Task goal:
Write the data out again, character for character, with no images.

Given data start

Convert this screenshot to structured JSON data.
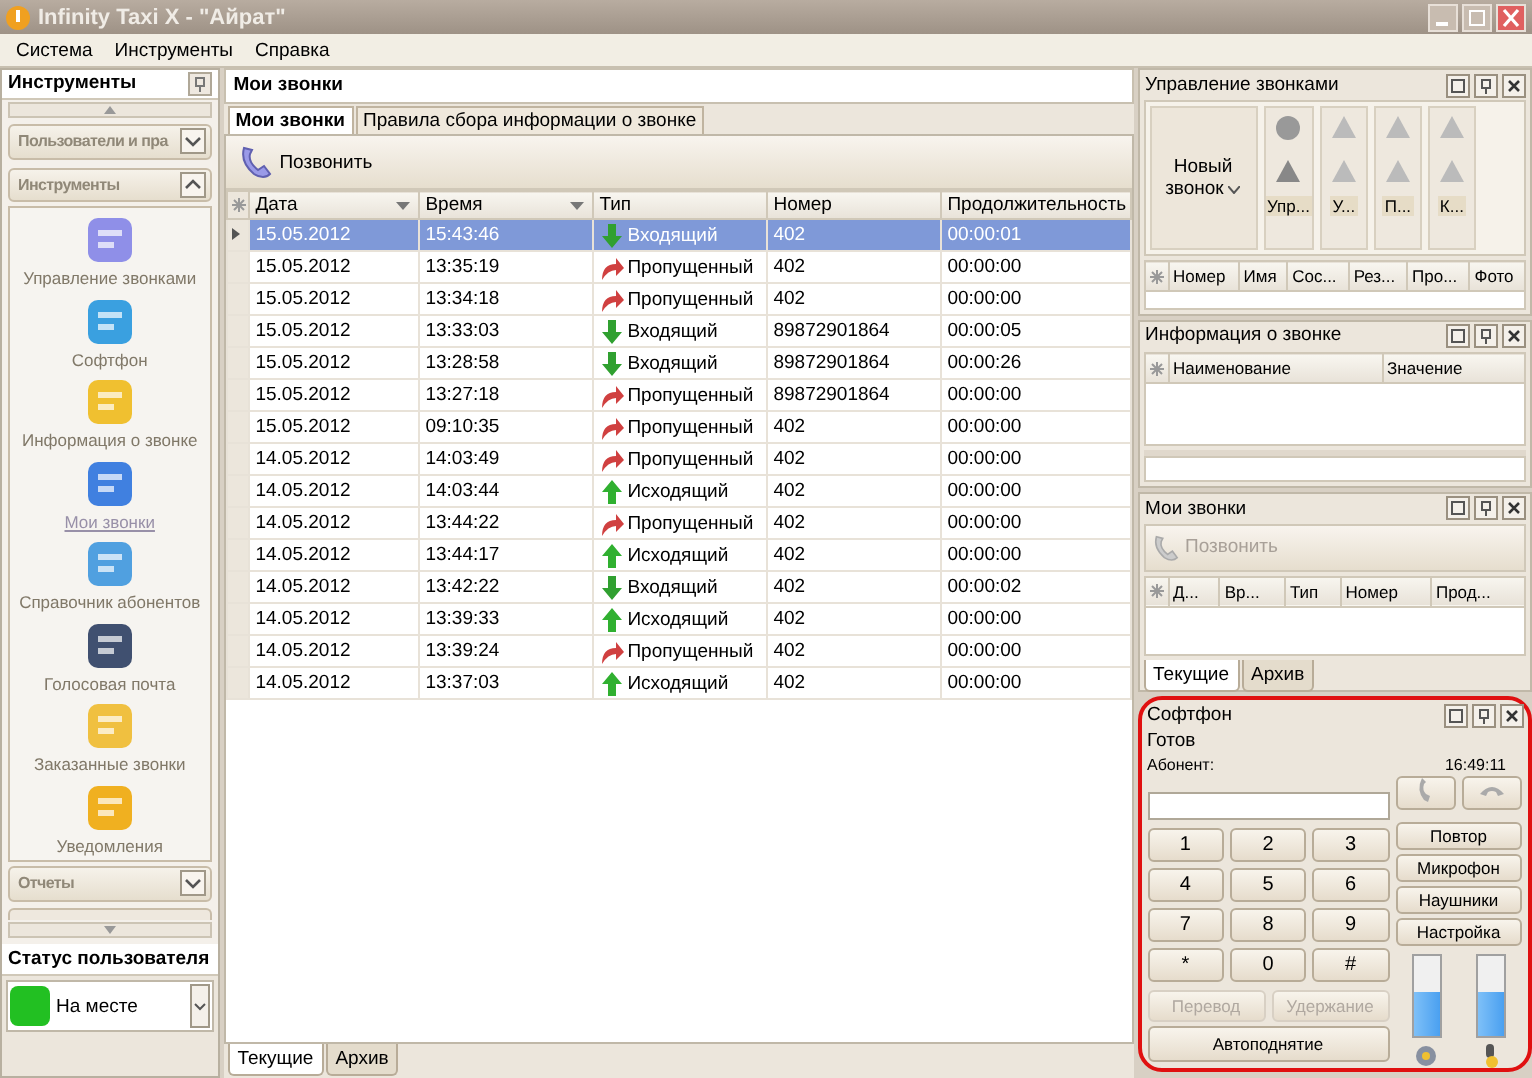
{
  "window": {
    "title": "Infinity Taxi X - \"Айрат\""
  },
  "menu": [
    "Система",
    "Инструменты",
    "Справка"
  ],
  "sidebar": {
    "title": "Инструменты",
    "groups_top": [
      {
        "label": "Пользователи и пра",
        "expanded": false
      },
      {
        "label": "Инструменты",
        "expanded": true
      }
    ],
    "items": [
      {
        "label": "Управление звонками",
        "selected": false
      },
      {
        "label": "Софтфон",
        "selected": false
      },
      {
        "label": "Информация о звонке",
        "selected": false
      },
      {
        "label": "Мои звонки",
        "selected": true
      },
      {
        "label": "Справочник абонентов",
        "selected": false
      },
      {
        "label": "Голосовая почта",
        "selected": false
      },
      {
        "label": "Заказанные звонки",
        "selected": false
      },
      {
        "label": "Уведомления",
        "selected": false
      }
    ],
    "groups_bottom": [
      {
        "label": "Отчеты",
        "expanded": false
      }
    ]
  },
  "user_status": {
    "title": "Статус пользователя",
    "value": "На месте",
    "color": "#22c022"
  },
  "main": {
    "title": "Мои звонки",
    "tabs": [
      {
        "label": "Мои звонки",
        "selected": true
      },
      {
        "label": "Правила сбора информации о звонке",
        "selected": false
      }
    ],
    "call_button": "Позвонить",
    "columns": [
      "Дата",
      "Время",
      "Тип",
      "Номер",
      "Продолжительность"
    ],
    "rows": [
      {
        "date": "15.05.2012",
        "time": "15:43:46",
        "kind": "incoming",
        "type": "Входящий",
        "number": "402",
        "duration": "00:00:01",
        "selected": true
      },
      {
        "date": "15.05.2012",
        "time": "13:35:19",
        "kind": "missed",
        "type": "Пропущенный",
        "number": "402",
        "duration": "00:00:00",
        "selected": false
      },
      {
        "date": "15.05.2012",
        "time": "13:34:18",
        "kind": "missed",
        "type": "Пропущенный",
        "number": "402",
        "duration": "00:00:00",
        "selected": false
      },
      {
        "date": "15.05.2012",
        "time": "13:33:03",
        "kind": "incoming",
        "type": "Входящий",
        "number": "89872901864",
        "duration": "00:00:05",
        "selected": false
      },
      {
        "date": "15.05.2012",
        "time": "13:28:58",
        "kind": "incoming",
        "type": "Входящий",
        "number": "89872901864",
        "duration": "00:00:26",
        "selected": false
      },
      {
        "date": "15.05.2012",
        "time": "13:27:18",
        "kind": "missed",
        "type": "Пропущенный",
        "number": "89872901864",
        "duration": "00:00:00",
        "selected": false
      },
      {
        "date": "15.05.2012",
        "time": "09:10:35",
        "kind": "missed",
        "type": "Пропущенный",
        "number": "402",
        "duration": "00:00:00",
        "selected": false
      },
      {
        "date": "14.05.2012",
        "time": "14:03:49",
        "kind": "missed",
        "type": "Пропущенный",
        "number": "402",
        "duration": "00:00:00",
        "selected": false
      },
      {
        "date": "14.05.2012",
        "time": "14:03:44",
        "kind": "outgoing",
        "type": "Исходящий",
        "number": "402",
        "duration": "00:00:00",
        "selected": false
      },
      {
        "date": "14.05.2012",
        "time": "13:44:22",
        "kind": "missed",
        "type": "Пропущенный",
        "number": "402",
        "duration": "00:00:00",
        "selected": false
      },
      {
        "date": "14.05.2012",
        "time": "13:44:17",
        "kind": "outgoing",
        "type": "Исходящий",
        "number": "402",
        "duration": "00:00:00",
        "selected": false
      },
      {
        "date": "14.05.2012",
        "time": "13:42:22",
        "kind": "incoming",
        "type": "Входящий",
        "number": "402",
        "duration": "00:00:02",
        "selected": false
      },
      {
        "date": "14.05.2012",
        "time": "13:39:33",
        "kind": "outgoing",
        "type": "Исходящий",
        "number": "402",
        "duration": "00:00:00",
        "selected": false
      },
      {
        "date": "14.05.2012",
        "time": "13:39:24",
        "kind": "missed",
        "type": "Пропущенный",
        "number": "402",
        "duration": "00:00:00",
        "selected": false
      },
      {
        "date": "14.05.2012",
        "time": "13:37:03",
        "kind": "outgoing",
        "type": "Исходящий",
        "number": "402",
        "duration": "00:00:00",
        "selected": false
      }
    ],
    "bottom_tabs": [
      {
        "label": "Текущие",
        "selected": true
      },
      {
        "label": "Архив",
        "selected": false
      }
    ]
  },
  "call_control": {
    "title": "Управление звонками",
    "new_call": "Новый звонок",
    "groups": [
      "Упр...",
      "У...",
      "П...",
      "К..."
    ],
    "columns": [
      "Номер",
      "Имя",
      "Сос...",
      "Рез...",
      "Про...",
      "Фото"
    ]
  },
  "call_info": {
    "title": "Информация о звонке",
    "columns": [
      "Наименование",
      "Значение"
    ]
  },
  "my_calls_panel": {
    "title": "Мои звонки",
    "call_button": {
      "label": "Позвонить",
      "disabled": true
    },
    "columns": [
      "Д...",
      "Вр...",
      "Тип",
      "Номер",
      "Прод..."
    ],
    "tabs": [
      {
        "label": "Текущие",
        "selected": true
      },
      {
        "label": "Архив",
        "selected": false
      }
    ]
  },
  "softphone": {
    "title": "Софтфон",
    "status": "Готов",
    "time": "16:49:11",
    "subscriber_label": "Абонент:",
    "keys": [
      "1",
      "2",
      "3",
      "4",
      "5",
      "6",
      "7",
      "8",
      "9",
      "*",
      "0",
      "#"
    ],
    "actions": [
      {
        "label": "Перевод",
        "disabled": true
      },
      {
        "label": "Удержание",
        "disabled": true
      }
    ],
    "auto_answer": "Автоподнятие",
    "side_buttons": [
      "Повтор",
      "Микрофон",
      "Наушники",
      "Настройка"
    ],
    "volumes": [
      {
        "level": 0.55
      },
      {
        "level": 0.55
      }
    ]
  }
}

Given data end

Result of the exercise:
Convert this screenshot to structured JSON data.
{
  "window": {
    "title": "Infinity Taxi X - \"Айрат\""
  },
  "menu": [
    "Система",
    "Инструменты",
    "Справка"
  ],
  "sidebar": {
    "title": "Инструменты",
    "groups_top": [
      {
        "label": "Пользователи и пра",
        "expanded": false
      },
      {
        "label": "Инструменты",
        "expanded": true
      }
    ],
    "items": [
      {
        "label": "Управление звонками",
        "selected": false
      },
      {
        "label": "Софтфон",
        "selected": false
      },
      {
        "label": "Информация о звонке",
        "selected": false
      },
      {
        "label": "Мои звонки",
        "selected": true
      },
      {
        "label": "Справочник абонентов",
        "selected": false
      },
      {
        "label": "Голосовая почта",
        "selected": false
      },
      {
        "label": "Заказанные звонки",
        "selected": false
      },
      {
        "label": "Уведомления",
        "selected": false
      }
    ],
    "groups_bottom": [
      {
        "label": "Отчеты",
        "expanded": false
      }
    ]
  },
  "user_status": {
    "title": "Статус пользователя",
    "value": "На месте",
    "color": "#22c022"
  },
  "main": {
    "title": "Мои звонки",
    "tabs": [
      {
        "label": "Мои звонки",
        "selected": true
      },
      {
        "label": "Правила сбора информации о звонке",
        "selected": false
      }
    ],
    "call_button": "Позвонить",
    "columns": [
      "Дата",
      "Время",
      "Тип",
      "Номер",
      "Продолжительность"
    ],
    "rows": [
      {
        "date": "15.05.2012",
        "time": "15:43:46",
        "kind": "incoming",
        "type": "Входящий",
        "number": "402",
        "duration": "00:00:01",
        "selected": true
      },
      {
        "date": "15.05.2012",
        "time": "13:35:19",
        "kind": "missed",
        "type": "Пропущенный",
        "number": "402",
        "duration": "00:00:00",
        "selected": false
      },
      {
        "date": "15.05.2012",
        "time": "13:34:18",
        "kind": "missed",
        "type": "Пропущенный",
        "number": "402",
        "duration": "00:00:00",
        "selected": false
      },
      {
        "date": "15.05.2012",
        "time": "13:33:03",
        "kind": "incoming",
        "type": "Входящий",
        "number": "89872901864",
        "duration": "00:00:05",
        "selected": false
      },
      {
        "date": "15.05.2012",
        "time": "13:28:58",
        "kind": "incoming",
        "type": "Входящий",
        "number": "89872901864",
        "duration": "00:00:26",
        "selected": false
      },
      {
        "date": "15.05.2012",
        "time": "13:27:18",
        "kind": "missed",
        "type": "Пропущенный",
        "number": "89872901864",
        "duration": "00:00:00",
        "selected": false
      },
      {
        "date": "15.05.2012",
        "time": "09:10:35",
        "kind": "missed",
        "type": "Пропущенный",
        "number": "402",
        "duration": "00:00:00",
        "selected": false
      },
      {
        "date": "14.05.2012",
        "time": "14:03:49",
        "kind": "missed",
        "type": "Пропущенный",
        "number": "402",
        "duration": "00:00:00",
        "selected": false
      },
      {
        "date": "14.05.2012",
        "time": "14:03:44",
        "kind": "outgoing",
        "type": "Исходящий",
        "number": "402",
        "duration": "00:00:00",
        "selected": false
      },
      {
        "date": "14.05.2012",
        "time": "13:44:22",
        "kind": "missed",
        "type": "Пропущенный",
        "number": "402",
        "duration": "00:00:00",
        "selected": false
      },
      {
        "date": "14.05.2012",
        "time": "13:44:17",
        "kind": "outgoing",
        "type": "Исходящий",
        "number": "402",
        "duration": "00:00:00",
        "selected": false
      },
      {
        "date": "14.05.2012",
        "time": "13:42:22",
        "kind": "incoming",
        "type": "Входящий",
        "number": "402",
        "duration": "00:00:02",
        "selected": false
      },
      {
        "date": "14.05.2012",
        "time": "13:39:33",
        "kind": "outgoing",
        "type": "Исходящий",
        "number": "402",
        "duration": "00:00:00",
        "selected": false
      },
      {
        "date": "14.05.2012",
        "time": "13:39:24",
        "kind": "missed",
        "type": "Пропущенный",
        "number": "402",
        "duration": "00:00:00",
        "selected": false
      },
      {
        "date": "14.05.2012",
        "time": "13:37:03",
        "kind": "outgoing",
        "type": "Исходящий",
        "number": "402",
        "duration": "00:00:00",
        "selected": false
      }
    ],
    "bottom_tabs": [
      {
        "label": "Текущие",
        "selected": true
      },
      {
        "label": "Архив",
        "selected": false
      }
    ]
  },
  "call_control": {
    "title": "Управление звонками",
    "new_call": "Новый звонок",
    "groups": [
      "Упр...",
      "У...",
      "П...",
      "К..."
    ],
    "columns": [
      "Номер",
      "Имя",
      "Сос...",
      "Рез...",
      "Про...",
      "Фото"
    ]
  },
  "call_info": {
    "title": "Информация о звонке",
    "columns": [
      "Наименование",
      "Значение"
    ]
  },
  "my_calls_panel": {
    "title": "Мои звонки",
    "call_button": {
      "label": "Позвонить",
      "disabled": true
    },
    "columns": [
      "Д...",
      "Вр...",
      "Тип",
      "Номер",
      "Прод..."
    ],
    "tabs": [
      {
        "label": "Текущие",
        "selected": true
      },
      {
        "label": "Архив",
        "selected": false
      }
    ]
  },
  "softphone": {
    "title": "Софтфон",
    "status": "Готов",
    "time": "16:49:11",
    "subscriber_label": "Абонент:",
    "keys": [
      "1",
      "2",
      "3",
      "4",
      "5",
      "6",
      "7",
      "8",
      "9",
      "*",
      "0",
      "#"
    ],
    "actions": [
      {
        "label": "Перевод",
        "disabled": true
      },
      {
        "label": "Удержание",
        "disabled": true
      }
    ],
    "auto_answer": "Автоподнятие",
    "side_buttons": [
      "Повтор",
      "Микрофон",
      "Наушники",
      "Настройка"
    ],
    "volumes": [
      {
        "level": 0.55
      },
      {
        "level": 0.55
      }
    ]
  }
}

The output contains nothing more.